What to work on:
1. Answer these questions about the StreamSets text:
(a) Where can Data Collector engines be deployed?
(b) What type of deployment should be created to get started with IBM StreamSets?
(c) What is the name of the default system organization in Control Hub?
2. From the StreamSets text, return the passage that starts at the words "To get started" and stops after the words "see Self-Managed Deployments.", copied without any change.

Text block:
■ ■ ■ ■ ■
Deploying a Data Collector Engine

Before users can begin building pipelines, the organization administrator must use IBM StreamSets Control Hub to deploy a Data Collector engine and then grant users access to the engine.

Data Collector is an engine that processes data. As an organization administrator, you deploy Data Collector engines to the location where data resides, which can be on-premises or on a protected cloud computing platform.

To get started with IBM StreamSets, create a self-managed deployment to deploy a Data Collector engine. When you create the deployment, share the deployment with all users invited to your organization, granting them full access to the deployment. When users build a pipeline, they select this deployed engine. For more information, see Self-Managed Deployments.

After getting started, you might consider using Kubernetes environments and deployments. With the Kubernetes integration, Control Hub automatically provisions the resources needed to run a Data Collector engine in your Kubernetes cluster, and then deploys engine instances to those resources.

Administering Organizations

As the system administrator for IBM StreamSets as client-managed software, you can complete full administrative tasks across all organizations.

An organization is a secure space provided to a set of users. All environments, deployments, pipelines, jobs, and other objects added by any user in the organization belong to that organization. A user logs in to IBM StreamSets Control Hub as a member of an organization and can access data that belongs to that organization only.

When you create an organization, you create an organization administrator that can perform administrative tasks for that organization.

You can create a single organization for all users. Or you can create multiple organizations for different sets of users. For example, you might create one organization for the Northern Office and another organization for the Southern Office. Users in the Northern Office organization cannot access any data that belongs to the Southern Office organization. For more information, see Comparing Organizations and Groups.

Important: Control Hub includes a default system organization with the name Administrator that includes the system administrator user account. Do not use the system organization to build pipelines. Instead, create organizations for your enterprise separate from the system organization.
■ ■ ■ ■ ■
(Element and region data)
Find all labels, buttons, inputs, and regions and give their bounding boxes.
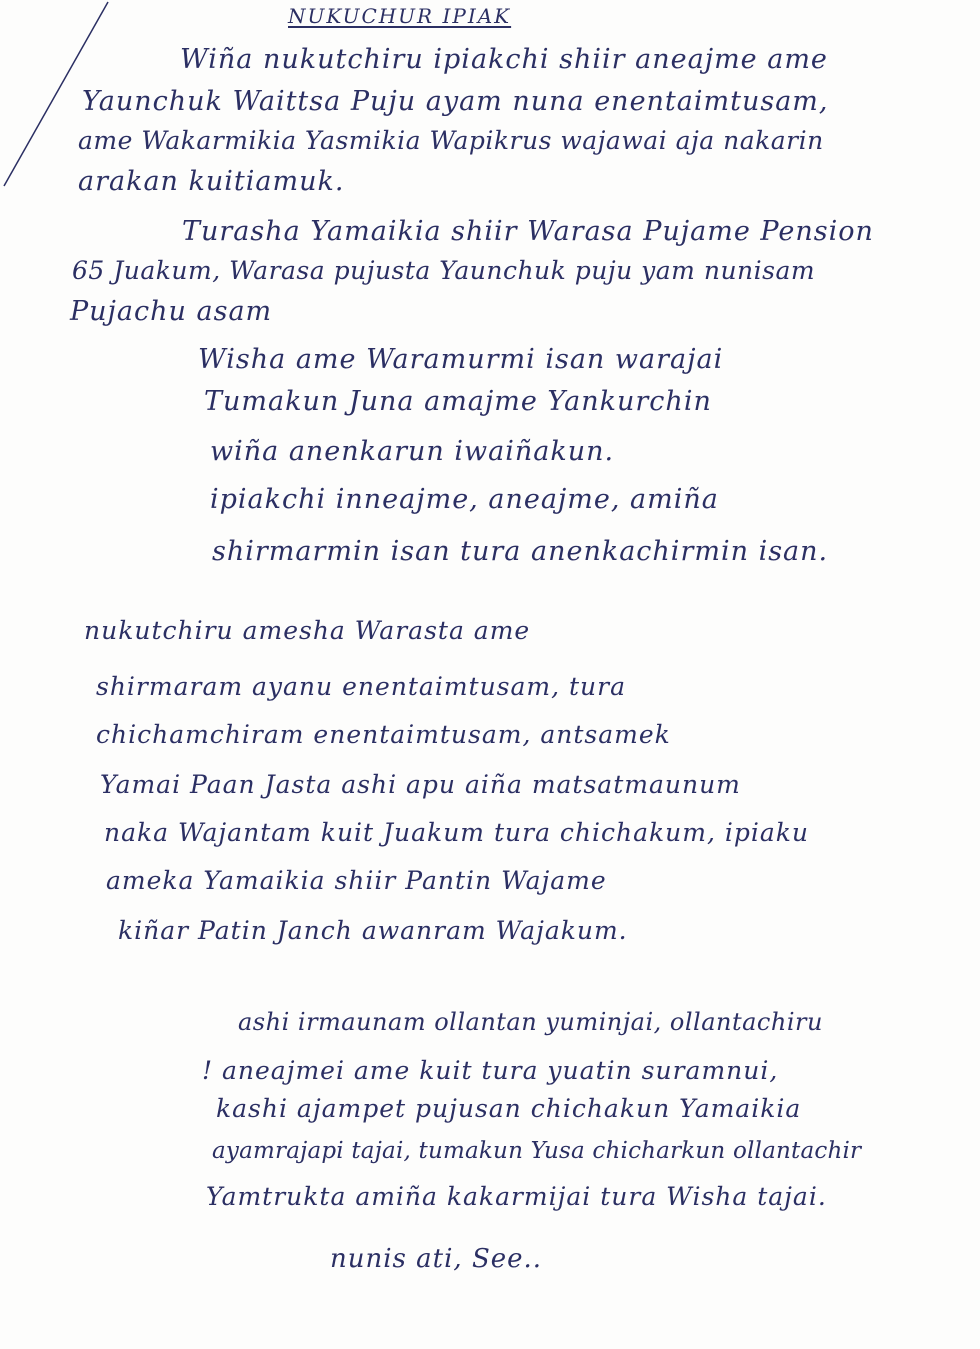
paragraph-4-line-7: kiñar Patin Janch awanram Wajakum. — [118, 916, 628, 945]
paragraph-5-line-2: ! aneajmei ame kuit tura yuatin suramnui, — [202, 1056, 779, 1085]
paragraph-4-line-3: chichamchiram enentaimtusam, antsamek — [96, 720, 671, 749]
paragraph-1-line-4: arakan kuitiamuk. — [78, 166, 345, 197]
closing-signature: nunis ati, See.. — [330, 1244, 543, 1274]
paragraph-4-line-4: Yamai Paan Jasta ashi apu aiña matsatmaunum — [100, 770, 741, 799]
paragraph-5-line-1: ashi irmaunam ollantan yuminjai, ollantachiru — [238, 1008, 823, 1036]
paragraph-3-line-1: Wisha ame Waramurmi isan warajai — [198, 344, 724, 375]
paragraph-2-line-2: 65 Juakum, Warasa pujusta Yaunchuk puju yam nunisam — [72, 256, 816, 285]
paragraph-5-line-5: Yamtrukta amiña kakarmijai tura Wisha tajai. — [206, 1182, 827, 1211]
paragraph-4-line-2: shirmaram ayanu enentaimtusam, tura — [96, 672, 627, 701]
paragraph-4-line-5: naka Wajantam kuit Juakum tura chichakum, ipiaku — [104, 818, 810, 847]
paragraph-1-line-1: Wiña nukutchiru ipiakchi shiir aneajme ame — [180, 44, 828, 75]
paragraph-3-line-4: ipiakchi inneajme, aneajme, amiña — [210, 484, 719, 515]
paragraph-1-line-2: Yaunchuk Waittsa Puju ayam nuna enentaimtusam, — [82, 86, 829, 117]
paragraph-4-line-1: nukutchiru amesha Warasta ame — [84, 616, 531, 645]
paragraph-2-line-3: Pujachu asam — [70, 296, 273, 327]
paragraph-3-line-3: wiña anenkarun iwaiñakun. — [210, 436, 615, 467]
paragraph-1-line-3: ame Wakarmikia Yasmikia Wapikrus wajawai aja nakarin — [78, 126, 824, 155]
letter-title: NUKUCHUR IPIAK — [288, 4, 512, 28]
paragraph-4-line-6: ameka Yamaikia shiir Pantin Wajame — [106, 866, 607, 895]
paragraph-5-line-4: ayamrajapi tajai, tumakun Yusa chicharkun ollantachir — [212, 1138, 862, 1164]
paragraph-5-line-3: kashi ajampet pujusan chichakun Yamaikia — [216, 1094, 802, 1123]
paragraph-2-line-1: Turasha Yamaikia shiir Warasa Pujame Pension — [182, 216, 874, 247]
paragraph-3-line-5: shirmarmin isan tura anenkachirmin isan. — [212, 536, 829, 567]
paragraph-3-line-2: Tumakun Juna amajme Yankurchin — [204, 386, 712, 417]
■ ■ ■ ■ ■
Solutions for each task:
1.
(a) Data Collector engines can be deployed on-premises or on a protected cloud computing platform.
(b) A self-managed deployment.
(c) Administrator.

2.
To get started with IBM StreamSets, create a self-managed deployment to deploy a Data Collector engine. When you create the deployment, share the deployment with all users invited to your organization, granting them full access to the deployment. When users build a pipeline, they select this deployed engine. For more information, see Self-Managed Deployments.